-------- Stored data

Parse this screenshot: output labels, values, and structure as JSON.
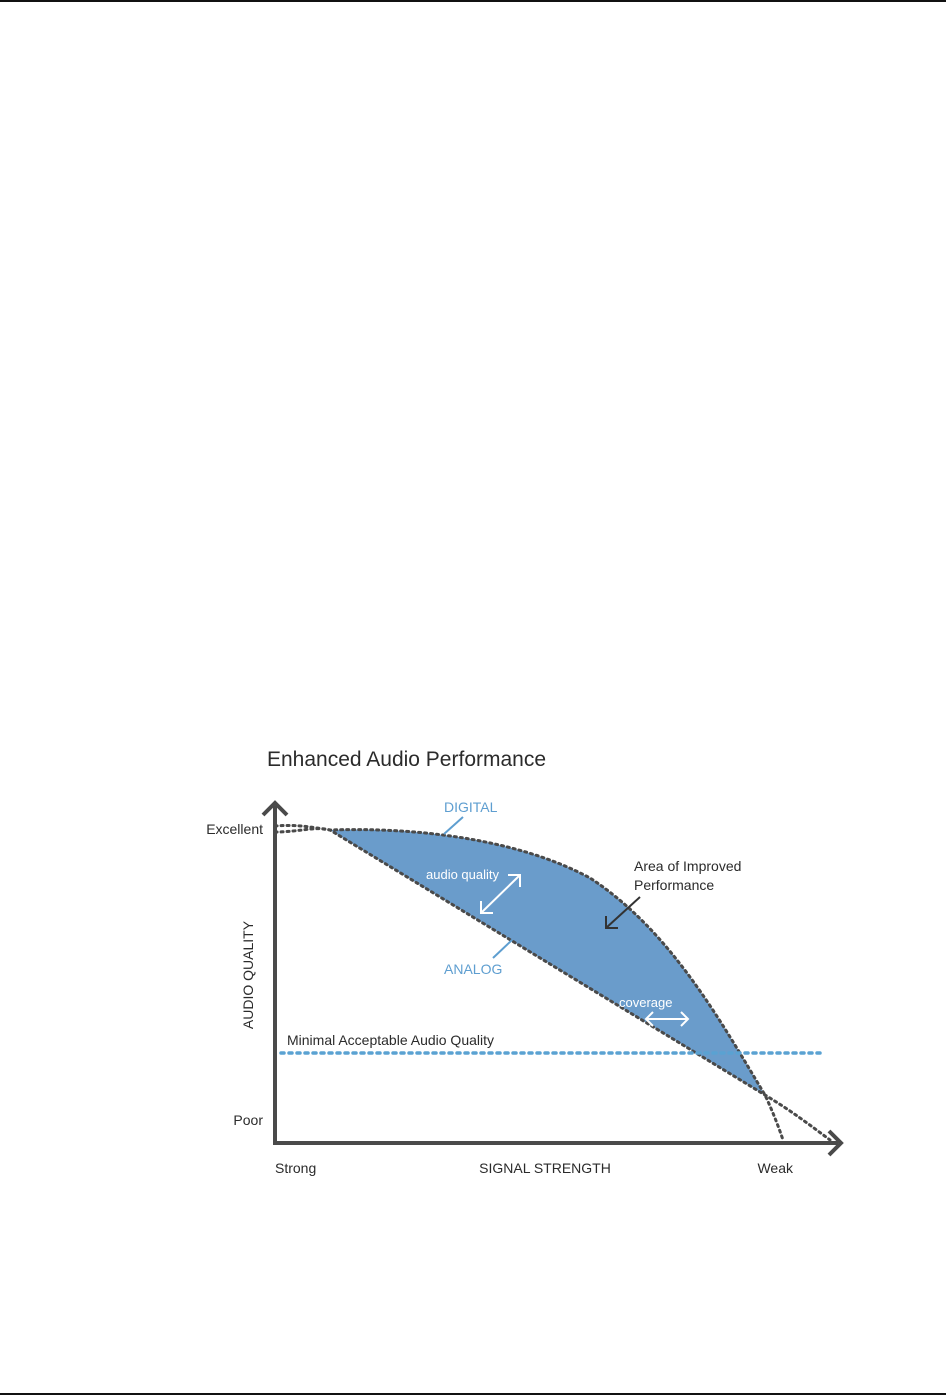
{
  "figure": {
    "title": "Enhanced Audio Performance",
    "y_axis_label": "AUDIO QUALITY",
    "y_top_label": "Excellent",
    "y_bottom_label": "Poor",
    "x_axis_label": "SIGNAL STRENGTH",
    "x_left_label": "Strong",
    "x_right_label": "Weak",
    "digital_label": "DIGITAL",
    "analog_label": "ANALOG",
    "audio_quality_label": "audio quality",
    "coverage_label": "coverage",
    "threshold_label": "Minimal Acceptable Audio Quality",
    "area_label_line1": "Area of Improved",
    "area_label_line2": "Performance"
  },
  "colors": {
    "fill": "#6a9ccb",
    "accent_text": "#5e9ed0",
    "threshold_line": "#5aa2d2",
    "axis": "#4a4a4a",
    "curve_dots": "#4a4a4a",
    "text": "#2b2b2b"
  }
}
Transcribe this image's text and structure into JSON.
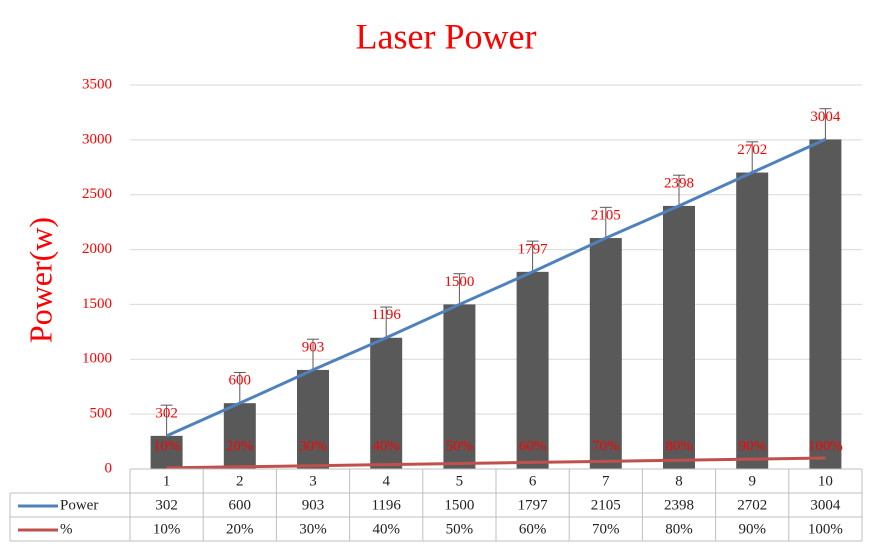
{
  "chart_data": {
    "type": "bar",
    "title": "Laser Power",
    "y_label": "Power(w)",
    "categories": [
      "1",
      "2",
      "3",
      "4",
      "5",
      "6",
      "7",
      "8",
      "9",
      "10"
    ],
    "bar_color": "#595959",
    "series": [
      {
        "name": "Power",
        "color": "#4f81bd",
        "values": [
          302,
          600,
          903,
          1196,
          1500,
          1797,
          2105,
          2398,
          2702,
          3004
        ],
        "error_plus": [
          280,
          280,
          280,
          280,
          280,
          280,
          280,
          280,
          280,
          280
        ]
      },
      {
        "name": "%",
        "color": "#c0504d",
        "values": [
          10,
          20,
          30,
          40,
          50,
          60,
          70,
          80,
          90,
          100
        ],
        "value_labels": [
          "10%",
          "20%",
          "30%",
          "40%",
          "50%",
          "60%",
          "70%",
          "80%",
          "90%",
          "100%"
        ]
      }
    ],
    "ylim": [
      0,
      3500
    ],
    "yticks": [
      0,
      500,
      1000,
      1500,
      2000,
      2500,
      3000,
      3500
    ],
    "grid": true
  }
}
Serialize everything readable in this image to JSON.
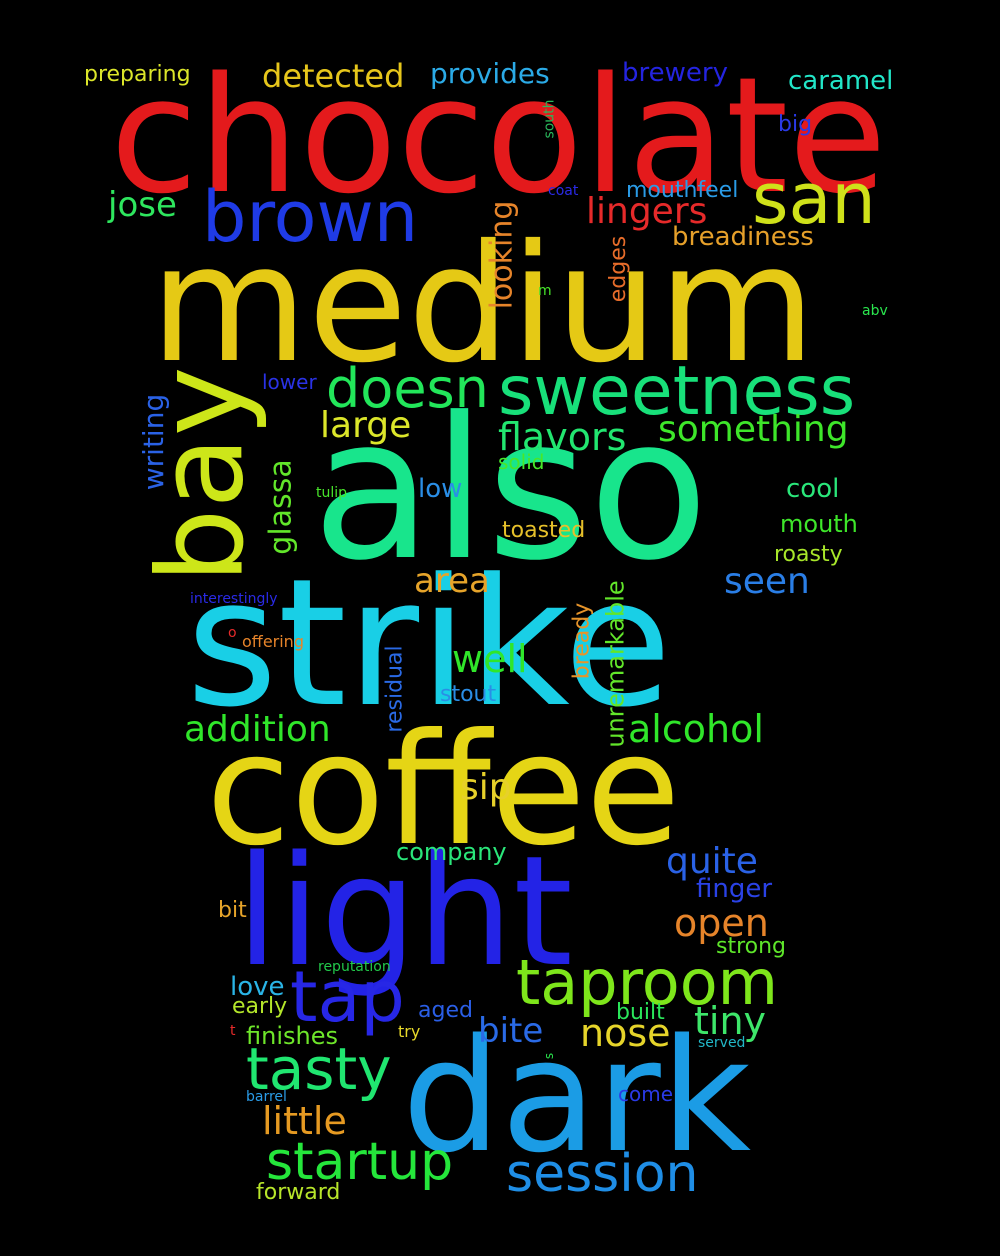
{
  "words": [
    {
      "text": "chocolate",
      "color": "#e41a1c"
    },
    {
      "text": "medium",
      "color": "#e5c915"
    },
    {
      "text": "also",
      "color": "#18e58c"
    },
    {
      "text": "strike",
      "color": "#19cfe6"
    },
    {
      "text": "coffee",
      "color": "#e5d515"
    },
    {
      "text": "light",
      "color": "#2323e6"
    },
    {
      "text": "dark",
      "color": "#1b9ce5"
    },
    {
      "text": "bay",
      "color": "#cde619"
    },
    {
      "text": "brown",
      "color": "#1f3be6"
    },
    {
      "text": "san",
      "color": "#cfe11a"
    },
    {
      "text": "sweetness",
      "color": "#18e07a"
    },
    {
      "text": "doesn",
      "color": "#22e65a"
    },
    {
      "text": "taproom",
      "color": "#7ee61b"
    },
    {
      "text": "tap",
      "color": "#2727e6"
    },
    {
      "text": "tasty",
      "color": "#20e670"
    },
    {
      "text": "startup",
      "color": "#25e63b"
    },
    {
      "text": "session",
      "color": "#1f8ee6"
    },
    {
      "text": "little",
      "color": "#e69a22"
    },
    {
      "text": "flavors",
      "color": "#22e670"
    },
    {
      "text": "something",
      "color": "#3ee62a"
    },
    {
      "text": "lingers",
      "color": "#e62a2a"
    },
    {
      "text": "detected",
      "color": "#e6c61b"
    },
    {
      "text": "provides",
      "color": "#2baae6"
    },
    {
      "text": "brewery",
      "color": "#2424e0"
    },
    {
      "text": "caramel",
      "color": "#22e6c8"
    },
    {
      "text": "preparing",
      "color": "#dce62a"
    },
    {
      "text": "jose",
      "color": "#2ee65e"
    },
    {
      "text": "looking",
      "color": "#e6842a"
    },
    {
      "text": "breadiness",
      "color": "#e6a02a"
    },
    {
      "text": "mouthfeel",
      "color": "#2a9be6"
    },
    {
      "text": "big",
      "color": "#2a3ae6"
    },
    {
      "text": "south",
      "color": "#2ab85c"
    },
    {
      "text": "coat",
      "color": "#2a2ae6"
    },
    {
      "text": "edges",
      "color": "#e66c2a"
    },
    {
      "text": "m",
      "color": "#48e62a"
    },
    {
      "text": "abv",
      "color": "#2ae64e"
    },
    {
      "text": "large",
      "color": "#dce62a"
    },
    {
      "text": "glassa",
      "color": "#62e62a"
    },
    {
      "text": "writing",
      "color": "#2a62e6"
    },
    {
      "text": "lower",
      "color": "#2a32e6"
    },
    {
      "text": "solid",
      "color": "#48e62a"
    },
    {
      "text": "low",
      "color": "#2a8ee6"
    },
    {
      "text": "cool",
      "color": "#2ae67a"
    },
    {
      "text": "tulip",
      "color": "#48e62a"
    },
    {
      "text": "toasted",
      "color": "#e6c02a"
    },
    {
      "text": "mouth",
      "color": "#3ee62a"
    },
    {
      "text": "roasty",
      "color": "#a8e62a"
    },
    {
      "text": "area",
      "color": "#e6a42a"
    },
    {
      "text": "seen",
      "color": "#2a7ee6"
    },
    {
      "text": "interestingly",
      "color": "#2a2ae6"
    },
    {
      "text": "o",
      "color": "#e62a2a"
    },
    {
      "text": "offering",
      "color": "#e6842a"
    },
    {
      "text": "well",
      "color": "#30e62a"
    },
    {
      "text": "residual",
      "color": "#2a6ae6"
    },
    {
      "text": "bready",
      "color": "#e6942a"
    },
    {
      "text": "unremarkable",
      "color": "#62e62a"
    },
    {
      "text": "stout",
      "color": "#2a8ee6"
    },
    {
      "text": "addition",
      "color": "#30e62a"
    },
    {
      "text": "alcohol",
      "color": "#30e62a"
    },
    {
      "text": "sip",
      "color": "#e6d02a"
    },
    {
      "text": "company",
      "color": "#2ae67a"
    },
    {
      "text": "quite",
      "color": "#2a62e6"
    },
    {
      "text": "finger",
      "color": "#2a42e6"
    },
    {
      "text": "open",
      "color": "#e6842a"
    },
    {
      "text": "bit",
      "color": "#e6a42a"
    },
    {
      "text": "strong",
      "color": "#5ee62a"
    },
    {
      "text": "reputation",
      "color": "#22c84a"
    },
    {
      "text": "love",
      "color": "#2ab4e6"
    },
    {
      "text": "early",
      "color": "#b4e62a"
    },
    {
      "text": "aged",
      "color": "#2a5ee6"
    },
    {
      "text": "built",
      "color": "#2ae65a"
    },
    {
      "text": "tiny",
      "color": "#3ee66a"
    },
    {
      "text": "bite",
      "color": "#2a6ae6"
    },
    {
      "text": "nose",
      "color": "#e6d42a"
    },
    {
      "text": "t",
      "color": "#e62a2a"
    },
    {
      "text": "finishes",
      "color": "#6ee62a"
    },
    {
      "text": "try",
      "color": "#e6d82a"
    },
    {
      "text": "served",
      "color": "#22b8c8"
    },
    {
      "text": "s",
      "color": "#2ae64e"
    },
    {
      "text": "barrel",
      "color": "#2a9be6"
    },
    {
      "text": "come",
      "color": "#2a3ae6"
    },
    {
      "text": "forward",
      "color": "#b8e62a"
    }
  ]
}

----------------

Search the listing for the word "this". Copy every line in which it occurs.

Parse this screenshot: output labels, values, and structure as JSON.
Transcribe this image's text and structure into JSON.
Serialize everything readable in this image to JSON.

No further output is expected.